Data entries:
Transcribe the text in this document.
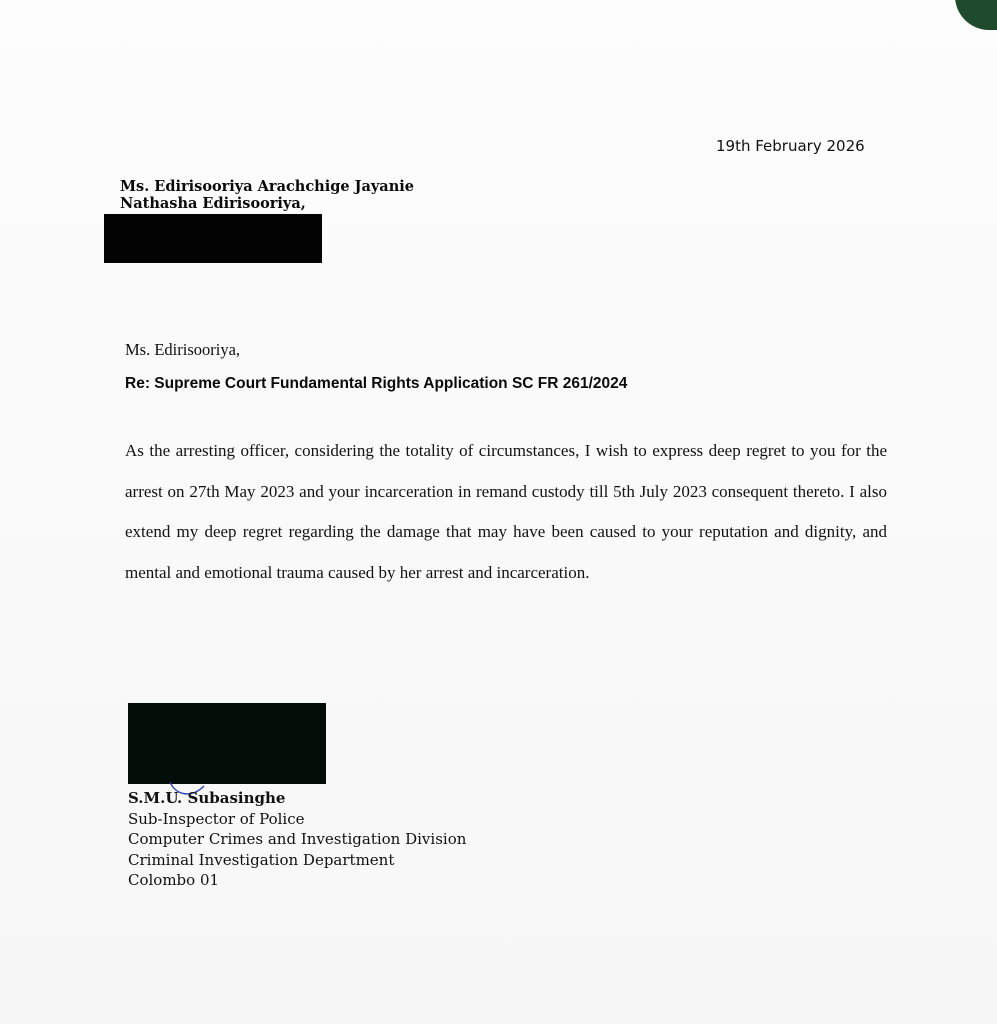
19th February 2026
Ms. Edirisooriya Arachchige Jayanie
Nathasha Edirisooriya,
Ms. Edirisooriya,
Re: Supreme Court Fundamental Rights Application SC FR 261/2024
As the arresting officer, considering the totality of circumstances, I wish to express deep regret to you for the arrest on 27th May 2023 and your incarceration in remand custody till 5th July 2023 consequent thereto. I also extend my deep regret regarding the damage that may have been caused to your reputation and dignity, and mental and emotional trauma caused by her arrest and incarceration.
S.M.U. Subasinghe
Sub-Inspector of Police
Computer Crimes and Investigation Division
Criminal Investigation Department
Colombo 01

EXERCISE REQUIREMENTS: Every record gets retyped exactly; no picture goes into the copy.

THE OUTPUT:
Transcribe the text in this document.
19th February 2026
Ms. Edirisooriya Arachchige Jayanie
Nathasha Edirisooriya,
Ms. Edirisooriya,
Re: Supreme Court Fundamental Rights Application SC FR 261/2024
As the arresting officer, considering the totality of circumstances, I wish to express deep regret to you for the arrest on 27th May 2023 and your incarceration in remand custody till 5th July 2023 consequent thereto. I also extend my deep regret regarding the damage that may have been caused to your reputation and dignity, and mental and emotional trauma caused by her arrest and incarceration.
S.M.U. Subasinghe
Sub-Inspector of Police
Computer Crimes and Investigation Division
Criminal Investigation Department
Colombo 01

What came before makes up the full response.